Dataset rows
· · · ·

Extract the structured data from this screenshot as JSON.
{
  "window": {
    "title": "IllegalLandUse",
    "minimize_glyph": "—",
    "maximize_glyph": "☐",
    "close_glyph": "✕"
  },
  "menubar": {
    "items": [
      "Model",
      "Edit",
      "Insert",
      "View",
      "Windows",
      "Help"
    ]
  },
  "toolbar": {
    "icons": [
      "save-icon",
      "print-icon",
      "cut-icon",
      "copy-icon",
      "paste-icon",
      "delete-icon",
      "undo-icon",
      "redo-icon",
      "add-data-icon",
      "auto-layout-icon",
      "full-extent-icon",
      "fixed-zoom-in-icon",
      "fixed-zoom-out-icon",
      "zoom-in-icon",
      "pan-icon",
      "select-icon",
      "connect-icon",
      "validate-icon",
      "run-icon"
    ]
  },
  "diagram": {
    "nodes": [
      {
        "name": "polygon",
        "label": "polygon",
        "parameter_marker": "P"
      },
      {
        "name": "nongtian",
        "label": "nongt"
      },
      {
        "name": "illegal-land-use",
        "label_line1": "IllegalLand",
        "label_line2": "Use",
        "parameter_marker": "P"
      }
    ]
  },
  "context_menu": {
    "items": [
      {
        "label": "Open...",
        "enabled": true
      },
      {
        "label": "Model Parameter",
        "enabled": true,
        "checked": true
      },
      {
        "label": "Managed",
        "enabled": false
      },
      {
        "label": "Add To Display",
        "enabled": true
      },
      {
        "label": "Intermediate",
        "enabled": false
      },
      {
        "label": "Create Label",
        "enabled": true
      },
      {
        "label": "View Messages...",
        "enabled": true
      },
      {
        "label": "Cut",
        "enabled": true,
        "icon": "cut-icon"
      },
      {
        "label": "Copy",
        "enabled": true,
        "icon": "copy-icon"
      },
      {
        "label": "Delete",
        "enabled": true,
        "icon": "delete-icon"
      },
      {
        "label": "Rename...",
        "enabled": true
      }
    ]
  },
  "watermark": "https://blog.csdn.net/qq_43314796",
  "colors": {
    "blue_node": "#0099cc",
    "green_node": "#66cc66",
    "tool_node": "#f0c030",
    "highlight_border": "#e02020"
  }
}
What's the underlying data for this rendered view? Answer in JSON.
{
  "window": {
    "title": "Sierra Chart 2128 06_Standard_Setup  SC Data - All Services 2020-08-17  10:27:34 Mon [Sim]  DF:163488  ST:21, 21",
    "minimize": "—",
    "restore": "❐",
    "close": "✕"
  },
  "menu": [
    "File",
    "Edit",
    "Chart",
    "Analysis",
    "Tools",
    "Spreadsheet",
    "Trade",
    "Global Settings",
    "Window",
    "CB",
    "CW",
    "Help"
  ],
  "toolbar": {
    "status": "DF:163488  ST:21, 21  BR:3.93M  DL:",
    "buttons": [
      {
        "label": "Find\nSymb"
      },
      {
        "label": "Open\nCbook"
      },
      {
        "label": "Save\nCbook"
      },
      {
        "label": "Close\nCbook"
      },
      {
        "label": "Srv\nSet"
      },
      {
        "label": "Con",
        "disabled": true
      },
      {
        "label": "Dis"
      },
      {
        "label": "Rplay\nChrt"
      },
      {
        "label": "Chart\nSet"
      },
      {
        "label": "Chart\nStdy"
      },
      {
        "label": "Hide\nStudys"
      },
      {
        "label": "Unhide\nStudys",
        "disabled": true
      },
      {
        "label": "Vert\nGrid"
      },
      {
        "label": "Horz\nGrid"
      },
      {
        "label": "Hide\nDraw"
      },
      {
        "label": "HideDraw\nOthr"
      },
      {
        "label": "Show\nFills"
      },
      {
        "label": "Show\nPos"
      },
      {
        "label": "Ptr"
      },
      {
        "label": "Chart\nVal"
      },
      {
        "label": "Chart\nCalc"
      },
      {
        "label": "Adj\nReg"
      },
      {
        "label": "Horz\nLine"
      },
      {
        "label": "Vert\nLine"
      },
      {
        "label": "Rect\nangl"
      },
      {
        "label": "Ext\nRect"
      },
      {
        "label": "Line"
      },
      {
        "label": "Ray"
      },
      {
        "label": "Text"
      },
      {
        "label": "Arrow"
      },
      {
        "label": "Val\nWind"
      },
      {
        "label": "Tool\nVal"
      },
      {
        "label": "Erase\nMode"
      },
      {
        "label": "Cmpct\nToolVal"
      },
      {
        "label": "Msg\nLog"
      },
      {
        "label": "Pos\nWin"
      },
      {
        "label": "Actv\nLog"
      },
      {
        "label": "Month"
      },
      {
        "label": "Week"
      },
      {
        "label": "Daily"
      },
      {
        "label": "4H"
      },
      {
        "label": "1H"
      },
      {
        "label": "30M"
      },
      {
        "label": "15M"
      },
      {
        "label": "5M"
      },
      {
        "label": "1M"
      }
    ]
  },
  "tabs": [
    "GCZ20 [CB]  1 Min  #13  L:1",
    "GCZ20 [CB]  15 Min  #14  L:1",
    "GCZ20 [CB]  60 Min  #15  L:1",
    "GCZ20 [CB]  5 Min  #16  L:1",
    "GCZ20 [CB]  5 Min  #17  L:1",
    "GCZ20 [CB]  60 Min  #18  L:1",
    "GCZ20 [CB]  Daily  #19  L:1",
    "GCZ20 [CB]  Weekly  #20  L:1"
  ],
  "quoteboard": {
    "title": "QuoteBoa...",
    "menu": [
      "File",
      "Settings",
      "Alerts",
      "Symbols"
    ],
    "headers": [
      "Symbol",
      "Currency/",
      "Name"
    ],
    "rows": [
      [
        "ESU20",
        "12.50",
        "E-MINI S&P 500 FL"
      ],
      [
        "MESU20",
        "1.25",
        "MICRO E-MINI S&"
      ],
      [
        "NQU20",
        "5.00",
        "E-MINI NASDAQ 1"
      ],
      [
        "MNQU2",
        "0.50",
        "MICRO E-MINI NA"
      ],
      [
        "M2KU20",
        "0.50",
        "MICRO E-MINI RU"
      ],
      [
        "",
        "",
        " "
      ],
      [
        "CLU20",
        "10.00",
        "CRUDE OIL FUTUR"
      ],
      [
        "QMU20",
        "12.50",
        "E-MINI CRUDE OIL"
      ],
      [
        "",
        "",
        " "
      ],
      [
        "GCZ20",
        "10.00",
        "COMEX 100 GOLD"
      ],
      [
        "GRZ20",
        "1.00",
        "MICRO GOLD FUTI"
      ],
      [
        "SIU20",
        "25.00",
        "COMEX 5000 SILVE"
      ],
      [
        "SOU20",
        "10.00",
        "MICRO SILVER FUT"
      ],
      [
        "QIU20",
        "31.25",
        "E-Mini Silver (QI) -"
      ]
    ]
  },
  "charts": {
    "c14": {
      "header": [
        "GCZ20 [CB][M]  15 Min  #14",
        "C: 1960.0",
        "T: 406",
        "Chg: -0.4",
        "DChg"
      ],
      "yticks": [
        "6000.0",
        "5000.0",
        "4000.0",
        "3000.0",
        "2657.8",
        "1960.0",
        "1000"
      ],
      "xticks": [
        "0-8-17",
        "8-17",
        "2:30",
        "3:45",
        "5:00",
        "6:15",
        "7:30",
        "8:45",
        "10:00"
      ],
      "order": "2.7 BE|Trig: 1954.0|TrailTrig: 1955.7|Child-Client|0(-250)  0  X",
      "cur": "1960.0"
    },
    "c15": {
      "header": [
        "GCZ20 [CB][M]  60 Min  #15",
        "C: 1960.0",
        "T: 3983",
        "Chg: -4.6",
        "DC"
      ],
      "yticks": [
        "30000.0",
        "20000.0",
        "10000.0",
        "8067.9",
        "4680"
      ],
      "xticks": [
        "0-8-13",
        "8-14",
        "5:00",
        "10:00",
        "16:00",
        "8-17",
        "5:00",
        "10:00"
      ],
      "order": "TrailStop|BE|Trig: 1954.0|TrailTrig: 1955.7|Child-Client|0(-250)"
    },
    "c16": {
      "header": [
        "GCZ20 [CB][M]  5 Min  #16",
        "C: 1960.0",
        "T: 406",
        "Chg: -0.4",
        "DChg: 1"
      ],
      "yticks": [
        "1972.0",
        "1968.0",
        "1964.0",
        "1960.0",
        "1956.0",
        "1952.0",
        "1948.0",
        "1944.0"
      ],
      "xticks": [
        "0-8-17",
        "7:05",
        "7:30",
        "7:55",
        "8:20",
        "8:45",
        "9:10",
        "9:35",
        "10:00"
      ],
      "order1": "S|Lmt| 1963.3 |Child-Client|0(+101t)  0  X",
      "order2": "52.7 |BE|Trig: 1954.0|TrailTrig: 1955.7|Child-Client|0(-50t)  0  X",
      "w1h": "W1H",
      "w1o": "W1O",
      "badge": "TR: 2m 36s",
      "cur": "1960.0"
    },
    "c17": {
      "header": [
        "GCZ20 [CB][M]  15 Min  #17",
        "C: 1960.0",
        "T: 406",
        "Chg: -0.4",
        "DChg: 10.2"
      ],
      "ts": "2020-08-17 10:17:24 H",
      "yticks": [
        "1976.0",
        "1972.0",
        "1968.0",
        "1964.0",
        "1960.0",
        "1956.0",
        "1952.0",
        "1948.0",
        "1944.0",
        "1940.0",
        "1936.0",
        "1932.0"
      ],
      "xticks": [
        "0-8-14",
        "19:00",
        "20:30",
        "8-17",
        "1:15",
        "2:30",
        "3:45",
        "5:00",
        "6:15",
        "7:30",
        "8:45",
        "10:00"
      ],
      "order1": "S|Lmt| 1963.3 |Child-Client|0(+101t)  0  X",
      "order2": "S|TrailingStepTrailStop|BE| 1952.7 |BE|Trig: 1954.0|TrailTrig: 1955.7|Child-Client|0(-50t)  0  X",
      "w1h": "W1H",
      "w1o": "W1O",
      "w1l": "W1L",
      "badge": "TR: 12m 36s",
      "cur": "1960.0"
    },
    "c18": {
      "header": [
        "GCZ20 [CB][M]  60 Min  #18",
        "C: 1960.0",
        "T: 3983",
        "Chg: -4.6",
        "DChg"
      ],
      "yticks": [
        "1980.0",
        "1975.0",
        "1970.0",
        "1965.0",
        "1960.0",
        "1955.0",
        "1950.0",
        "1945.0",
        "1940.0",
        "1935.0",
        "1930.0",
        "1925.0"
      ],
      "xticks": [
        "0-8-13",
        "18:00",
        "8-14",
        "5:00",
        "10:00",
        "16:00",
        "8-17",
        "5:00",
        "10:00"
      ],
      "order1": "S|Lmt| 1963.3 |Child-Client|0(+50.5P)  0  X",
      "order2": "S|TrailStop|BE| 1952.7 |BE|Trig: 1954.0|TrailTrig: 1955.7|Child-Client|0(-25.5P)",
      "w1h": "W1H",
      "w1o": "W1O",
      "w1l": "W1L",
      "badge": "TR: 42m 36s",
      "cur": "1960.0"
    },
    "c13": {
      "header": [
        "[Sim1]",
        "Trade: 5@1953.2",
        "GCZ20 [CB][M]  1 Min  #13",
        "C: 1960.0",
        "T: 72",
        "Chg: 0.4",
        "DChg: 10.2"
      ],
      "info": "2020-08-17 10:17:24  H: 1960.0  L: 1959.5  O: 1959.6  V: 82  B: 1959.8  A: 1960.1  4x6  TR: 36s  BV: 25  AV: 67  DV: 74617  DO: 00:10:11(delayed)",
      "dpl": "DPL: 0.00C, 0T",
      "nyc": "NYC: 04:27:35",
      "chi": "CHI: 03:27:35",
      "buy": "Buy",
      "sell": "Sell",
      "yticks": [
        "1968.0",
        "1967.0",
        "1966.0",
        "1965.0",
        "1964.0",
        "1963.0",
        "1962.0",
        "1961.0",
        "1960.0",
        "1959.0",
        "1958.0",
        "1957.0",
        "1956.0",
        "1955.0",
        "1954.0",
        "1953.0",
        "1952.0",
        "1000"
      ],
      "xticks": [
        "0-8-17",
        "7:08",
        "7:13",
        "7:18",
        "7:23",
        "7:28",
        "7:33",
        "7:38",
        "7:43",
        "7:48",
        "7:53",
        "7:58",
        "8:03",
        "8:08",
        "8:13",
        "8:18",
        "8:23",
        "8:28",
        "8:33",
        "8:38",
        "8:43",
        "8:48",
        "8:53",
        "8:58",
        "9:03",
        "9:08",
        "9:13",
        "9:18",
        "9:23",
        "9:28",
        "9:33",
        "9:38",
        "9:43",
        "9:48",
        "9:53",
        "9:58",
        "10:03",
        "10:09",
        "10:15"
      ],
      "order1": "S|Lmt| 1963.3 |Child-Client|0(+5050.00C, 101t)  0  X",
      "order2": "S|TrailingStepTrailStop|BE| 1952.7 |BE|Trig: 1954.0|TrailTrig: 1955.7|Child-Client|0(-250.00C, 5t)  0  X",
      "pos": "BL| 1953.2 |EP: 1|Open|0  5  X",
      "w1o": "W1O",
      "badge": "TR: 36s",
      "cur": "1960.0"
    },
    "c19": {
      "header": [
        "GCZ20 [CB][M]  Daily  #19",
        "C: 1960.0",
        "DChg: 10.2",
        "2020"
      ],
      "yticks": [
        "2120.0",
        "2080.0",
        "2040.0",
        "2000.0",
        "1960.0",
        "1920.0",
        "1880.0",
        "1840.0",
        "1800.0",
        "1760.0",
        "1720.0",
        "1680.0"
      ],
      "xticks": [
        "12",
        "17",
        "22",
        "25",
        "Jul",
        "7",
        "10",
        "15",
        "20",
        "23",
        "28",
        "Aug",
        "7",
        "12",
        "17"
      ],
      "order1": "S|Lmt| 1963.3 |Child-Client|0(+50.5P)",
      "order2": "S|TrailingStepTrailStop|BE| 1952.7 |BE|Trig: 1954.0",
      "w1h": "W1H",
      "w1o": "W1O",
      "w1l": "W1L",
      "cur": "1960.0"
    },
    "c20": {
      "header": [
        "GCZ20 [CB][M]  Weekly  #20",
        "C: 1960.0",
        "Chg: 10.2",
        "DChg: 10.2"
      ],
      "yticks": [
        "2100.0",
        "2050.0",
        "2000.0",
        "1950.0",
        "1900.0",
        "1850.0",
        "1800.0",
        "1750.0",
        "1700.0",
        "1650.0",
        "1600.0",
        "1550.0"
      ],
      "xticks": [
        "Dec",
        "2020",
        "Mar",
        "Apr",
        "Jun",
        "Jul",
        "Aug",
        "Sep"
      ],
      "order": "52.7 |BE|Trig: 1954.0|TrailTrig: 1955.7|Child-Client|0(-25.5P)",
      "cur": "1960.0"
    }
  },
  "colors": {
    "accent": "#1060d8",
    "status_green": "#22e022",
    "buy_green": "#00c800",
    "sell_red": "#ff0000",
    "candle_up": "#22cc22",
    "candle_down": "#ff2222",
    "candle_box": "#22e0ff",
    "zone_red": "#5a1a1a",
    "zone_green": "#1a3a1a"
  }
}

· · · ·

> _What is needed_: Within the entries above, report how many lines include "JSON", and keep the answer to the number.

> _Written answer_: 2